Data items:
— Begin —

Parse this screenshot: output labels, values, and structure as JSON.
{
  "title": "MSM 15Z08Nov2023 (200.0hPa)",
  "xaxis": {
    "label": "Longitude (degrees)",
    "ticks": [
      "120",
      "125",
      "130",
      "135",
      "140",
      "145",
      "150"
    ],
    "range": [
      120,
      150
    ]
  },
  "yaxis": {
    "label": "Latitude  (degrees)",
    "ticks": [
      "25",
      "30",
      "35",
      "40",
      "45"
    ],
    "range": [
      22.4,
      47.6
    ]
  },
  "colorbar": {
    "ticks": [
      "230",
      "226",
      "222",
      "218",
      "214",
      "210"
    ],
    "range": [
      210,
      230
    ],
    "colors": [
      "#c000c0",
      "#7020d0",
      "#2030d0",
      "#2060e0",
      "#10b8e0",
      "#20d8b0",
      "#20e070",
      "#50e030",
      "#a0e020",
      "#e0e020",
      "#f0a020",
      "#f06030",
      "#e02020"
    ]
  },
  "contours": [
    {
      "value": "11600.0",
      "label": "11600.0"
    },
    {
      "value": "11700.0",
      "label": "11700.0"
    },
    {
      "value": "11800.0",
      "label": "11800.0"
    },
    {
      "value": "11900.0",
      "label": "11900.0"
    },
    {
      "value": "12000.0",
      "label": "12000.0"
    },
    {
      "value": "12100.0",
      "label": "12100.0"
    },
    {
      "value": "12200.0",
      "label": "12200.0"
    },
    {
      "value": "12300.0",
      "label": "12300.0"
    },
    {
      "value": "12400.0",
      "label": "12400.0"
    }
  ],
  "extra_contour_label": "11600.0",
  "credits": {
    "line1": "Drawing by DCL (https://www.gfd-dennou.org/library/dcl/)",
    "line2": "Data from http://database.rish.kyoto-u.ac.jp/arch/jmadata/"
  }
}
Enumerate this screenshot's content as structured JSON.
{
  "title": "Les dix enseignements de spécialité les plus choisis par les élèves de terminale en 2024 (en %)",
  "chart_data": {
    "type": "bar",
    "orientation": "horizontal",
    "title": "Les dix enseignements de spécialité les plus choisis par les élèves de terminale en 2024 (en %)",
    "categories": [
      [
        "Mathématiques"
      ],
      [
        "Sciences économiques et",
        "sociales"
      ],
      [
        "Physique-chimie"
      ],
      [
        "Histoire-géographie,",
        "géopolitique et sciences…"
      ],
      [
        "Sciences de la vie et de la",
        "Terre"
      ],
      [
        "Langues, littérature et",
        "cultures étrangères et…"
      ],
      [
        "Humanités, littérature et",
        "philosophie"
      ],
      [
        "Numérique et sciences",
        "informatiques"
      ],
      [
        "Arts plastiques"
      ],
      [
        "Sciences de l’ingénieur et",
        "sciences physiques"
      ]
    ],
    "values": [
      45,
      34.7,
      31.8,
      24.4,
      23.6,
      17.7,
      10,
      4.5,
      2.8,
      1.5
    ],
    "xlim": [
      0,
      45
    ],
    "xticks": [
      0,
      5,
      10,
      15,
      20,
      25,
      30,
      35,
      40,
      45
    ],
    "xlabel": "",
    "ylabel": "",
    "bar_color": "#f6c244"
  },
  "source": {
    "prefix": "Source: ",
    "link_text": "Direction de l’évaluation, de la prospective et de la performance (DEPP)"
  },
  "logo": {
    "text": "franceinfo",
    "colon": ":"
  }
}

— End —

▸ **WHAT IS REQUIRED**: Reply with nothing but a number: how many lines of the entries above contain the string "choisis"?

▸ **WRITTEN ANSWER**: 2